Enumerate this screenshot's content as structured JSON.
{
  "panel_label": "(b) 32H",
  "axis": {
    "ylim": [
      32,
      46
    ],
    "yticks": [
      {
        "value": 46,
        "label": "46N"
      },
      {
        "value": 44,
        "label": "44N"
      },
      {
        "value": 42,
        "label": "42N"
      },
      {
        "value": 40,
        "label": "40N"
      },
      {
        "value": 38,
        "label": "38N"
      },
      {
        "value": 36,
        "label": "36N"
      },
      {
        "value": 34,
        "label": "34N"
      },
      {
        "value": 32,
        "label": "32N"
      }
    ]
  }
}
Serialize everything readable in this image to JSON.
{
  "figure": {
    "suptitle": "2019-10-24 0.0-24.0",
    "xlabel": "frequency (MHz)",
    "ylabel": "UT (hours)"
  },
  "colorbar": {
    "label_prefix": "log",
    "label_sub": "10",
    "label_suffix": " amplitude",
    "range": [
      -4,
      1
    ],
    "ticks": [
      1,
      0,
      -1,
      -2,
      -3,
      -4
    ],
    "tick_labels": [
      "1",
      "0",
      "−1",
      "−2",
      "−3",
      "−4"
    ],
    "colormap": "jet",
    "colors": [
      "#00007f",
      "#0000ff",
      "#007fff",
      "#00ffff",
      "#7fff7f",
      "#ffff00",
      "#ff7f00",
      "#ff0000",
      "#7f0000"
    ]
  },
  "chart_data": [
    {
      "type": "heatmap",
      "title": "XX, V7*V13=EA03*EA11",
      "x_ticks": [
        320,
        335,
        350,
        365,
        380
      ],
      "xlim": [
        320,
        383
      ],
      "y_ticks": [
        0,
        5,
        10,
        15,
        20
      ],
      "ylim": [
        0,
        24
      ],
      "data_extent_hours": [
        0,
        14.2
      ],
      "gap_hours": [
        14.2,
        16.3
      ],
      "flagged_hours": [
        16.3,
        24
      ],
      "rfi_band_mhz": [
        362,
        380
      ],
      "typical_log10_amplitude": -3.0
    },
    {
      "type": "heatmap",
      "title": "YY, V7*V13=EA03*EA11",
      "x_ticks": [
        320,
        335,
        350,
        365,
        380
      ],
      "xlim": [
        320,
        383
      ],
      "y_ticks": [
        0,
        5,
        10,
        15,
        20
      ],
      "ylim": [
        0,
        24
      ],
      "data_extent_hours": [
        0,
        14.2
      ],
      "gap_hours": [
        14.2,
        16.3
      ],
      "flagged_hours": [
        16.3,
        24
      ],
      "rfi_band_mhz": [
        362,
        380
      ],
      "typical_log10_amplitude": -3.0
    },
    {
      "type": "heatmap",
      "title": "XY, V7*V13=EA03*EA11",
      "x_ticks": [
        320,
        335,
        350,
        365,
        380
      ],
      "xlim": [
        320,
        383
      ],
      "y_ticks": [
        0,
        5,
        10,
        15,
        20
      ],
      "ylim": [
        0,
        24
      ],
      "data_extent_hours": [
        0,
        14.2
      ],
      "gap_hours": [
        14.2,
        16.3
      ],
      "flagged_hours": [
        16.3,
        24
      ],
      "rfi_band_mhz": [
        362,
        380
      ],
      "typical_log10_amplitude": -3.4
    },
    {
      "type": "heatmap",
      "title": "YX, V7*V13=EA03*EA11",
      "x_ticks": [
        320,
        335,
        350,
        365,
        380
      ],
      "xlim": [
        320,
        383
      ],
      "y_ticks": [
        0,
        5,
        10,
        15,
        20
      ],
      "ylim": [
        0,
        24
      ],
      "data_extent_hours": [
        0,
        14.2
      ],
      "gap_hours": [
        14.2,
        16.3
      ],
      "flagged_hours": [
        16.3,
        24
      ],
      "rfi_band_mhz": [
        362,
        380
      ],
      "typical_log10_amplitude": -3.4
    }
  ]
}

--------------------

§ WORK TO DO
Reproduce the whole listing word for word.

§ REPLY TO THE EXERCISE
Enumerate this screenshot's content as structured JSON.
{
  "panel_label": "(b) 32H",
  "axis": {
    "ylim": [
      32,
      46
    ],
    "yticks": [
      {
        "value": 46,
        "label": "46N"
      },
      {
        "value": 44,
        "label": "44N"
      },
      {
        "value": 42,
        "label": "42N"
      },
      {
        "value": 40,
        "label": "40N"
      },
      {
        "value": 38,
        "label": "38N"
      },
      {
        "value": 36,
        "label": "36N"
      },
      {
        "value": 34,
        "label": "34N"
      },
      {
        "value": 32,
        "label": "32N"
      }
    ]
  }
}
Serialize everything readable in this image to JSON.
{
  "figure": {
    "suptitle": "2019-10-24 0.0-24.0",
    "xlabel": "frequency (MHz)",
    "ylabel": "UT (hours)"
  },
  "colorbar": {
    "label_prefix": "log",
    "label_sub": "10",
    "label_suffix": " amplitude",
    "range": [
      -4,
      1
    ],
    "ticks": [
      1,
      0,
      -1,
      -2,
      -3,
      -4
    ],
    "tick_labels": [
      "1",
      "0",
      "−1",
      "−2",
      "−3",
      "−4"
    ],
    "colormap": "jet",
    "colors": [
      "#00007f",
      "#0000ff",
      "#007fff",
      "#00ffff",
      "#7fff7f",
      "#ffff00",
      "#ff7f00",
      "#ff0000",
      "#7f0000"
    ]
  },
  "chart_data": [
    {
      "type": "heatmap",
      "title": "XX, V7*V13=EA03*EA11",
      "x_ticks": [
        320,
        335,
        350,
        365,
        380
      ],
      "xlim": [
        320,
        383
      ],
      "y_ticks": [
        0,
        5,
        10,
        15,
        20
      ],
      "ylim": [
        0,
        24
      ],
      "data_extent_hours": [
        0,
        14.2
      ],
      "gap_hours": [
        14.2,
        16.3
      ],
      "flagged_hours": [
        16.3,
        24
      ],
      "rfi_band_mhz": [
        362,
        380
      ],
      "typical_log10_amplitude": -3.0
    },
    {
      "type": "heatmap",
      "title": "YY, V7*V13=EA03*EA11",
      "x_ticks": [
        320,
        335,
        350,
        365,
        380
      ],
      "xlim": [
        320,
        383
      ],
      "y_ticks": [
        0,
        5,
        10,
        15,
        20
      ],
      "ylim": [
        0,
        24
      ],
      "data_extent_hours": [
        0,
        14.2
      ],
      "gap_hours": [
        14.2,
        16.3
      ],
      "flagged_hours": [
        16.3,
        24
      ],
      "rfi_band_mhz": [
        362,
        380
      ],
      "typical_log10_amplitude": -3.0
    },
    {
      "type": "heatmap",
      "title": "XY, V7*V13=EA03*EA11",
      "x_ticks": [
        320,
        335,
        350,
        365,
        380
      ],
      "xlim": [
        320,
        383
      ],
      "y_ticks": [
        0,
        5,
        10,
        15,
        20
      ],
      "ylim": [
        0,
        24
      ],
      "data_extent_hours": [
        0,
        14.2
      ],
      "gap_hours": [
        14.2,
        16.3
      ],
      "flagged_hours": [
        16.3,
        24
      ],
      "rfi_band_mhz": [
        362,
        380
      ],
      "typical_log10_amplitude": -3.4
    },
    {
      "type": "heatmap",
      "title": "YX, V7*V13=EA03*EA11",
      "x_ticks": [
        320,
        335,
        350,
        365,
        380
      ],
      "xlim": [
        320,
        383
      ],
      "y_ticks": [
        0,
        5,
        10,
        15,
        20
      ],
      "ylim": [
        0,
        24
      ],
      "data_extent_hours": [
        0,
        14.2
      ],
      "gap_hours": [
        14.2,
        16.3
      ],
      "flagged_hours": [
        16.3,
        24
      ],
      "rfi_band_mhz": [
        362,
        380
      ],
      "typical_log10_amplitude": -3.4
    }
  ]
}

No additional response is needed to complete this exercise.